*MATERIAL PROVIDED:*
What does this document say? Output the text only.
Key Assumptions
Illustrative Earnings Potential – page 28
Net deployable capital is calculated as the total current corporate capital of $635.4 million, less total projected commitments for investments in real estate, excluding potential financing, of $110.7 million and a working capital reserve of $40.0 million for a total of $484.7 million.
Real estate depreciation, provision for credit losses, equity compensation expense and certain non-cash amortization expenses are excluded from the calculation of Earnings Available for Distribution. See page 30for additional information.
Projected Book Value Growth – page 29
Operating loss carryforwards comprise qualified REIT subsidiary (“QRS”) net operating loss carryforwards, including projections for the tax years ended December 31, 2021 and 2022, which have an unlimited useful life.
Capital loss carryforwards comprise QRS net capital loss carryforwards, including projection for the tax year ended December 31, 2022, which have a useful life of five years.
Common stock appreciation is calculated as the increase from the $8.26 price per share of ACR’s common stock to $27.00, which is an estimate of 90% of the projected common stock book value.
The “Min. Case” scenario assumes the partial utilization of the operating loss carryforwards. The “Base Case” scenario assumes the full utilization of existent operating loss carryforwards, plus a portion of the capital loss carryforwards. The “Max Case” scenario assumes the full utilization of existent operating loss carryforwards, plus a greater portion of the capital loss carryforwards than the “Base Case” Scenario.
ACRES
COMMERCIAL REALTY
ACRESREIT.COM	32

*GIVEN PROBLEM:* Reproduce the material precisely, including every line.

*ANSWER TO THIS EXERCISE:*
What does this document say? Output the text only.
Key Assumptions
Illustrative Earnings Potential – page 28
Net deployable capital is calculated as the total current corporate capital of $635.4 million, less total projected commitments for investments in real estate, excluding potential financing, of $110.7 million and a working capital reserve of $40.0 million for a total of $484.7 million.
Real estate depreciation, provision for credit losses, equity compensation expense and certain non-cash amortization expenses are excluded from the calculation of Earnings Available for Distribution. See page 30for additional information.
Projected Book Value Growth – page 29
Operating loss carryforwards comprise qualified REIT subsidiary (“QRS”) net operating loss carryforwards, including projections for the tax years ended December 31, 2021 and 2022, which have an unlimited useful life.
Capital loss carryforwards comprise QRS net capital loss carryforwards, including projection for the tax year ended December 31, 2022, which have a useful life of five years.
Common stock appreciation is calculated as the increase from the $8.26 price per share of ACR’s common stock to $27.00, which is an estimate of 90% of the projected common stock book value.
The “Min. Case” scenario assumes the partial utilization of the operating loss carryforwards. The “Base Case” scenario assumes the full utilization of existent operating loss carryforwards, plus a portion of the capital loss carryforwards. The “Max Case” scenario assumes the full utilization of existent operating loss carryforwards, plus a greater portion of the capital loss carryforwards than the “Base Case” Scenario.
ACRES
COMMERCIAL REALTY
ACRESREIT.COM	32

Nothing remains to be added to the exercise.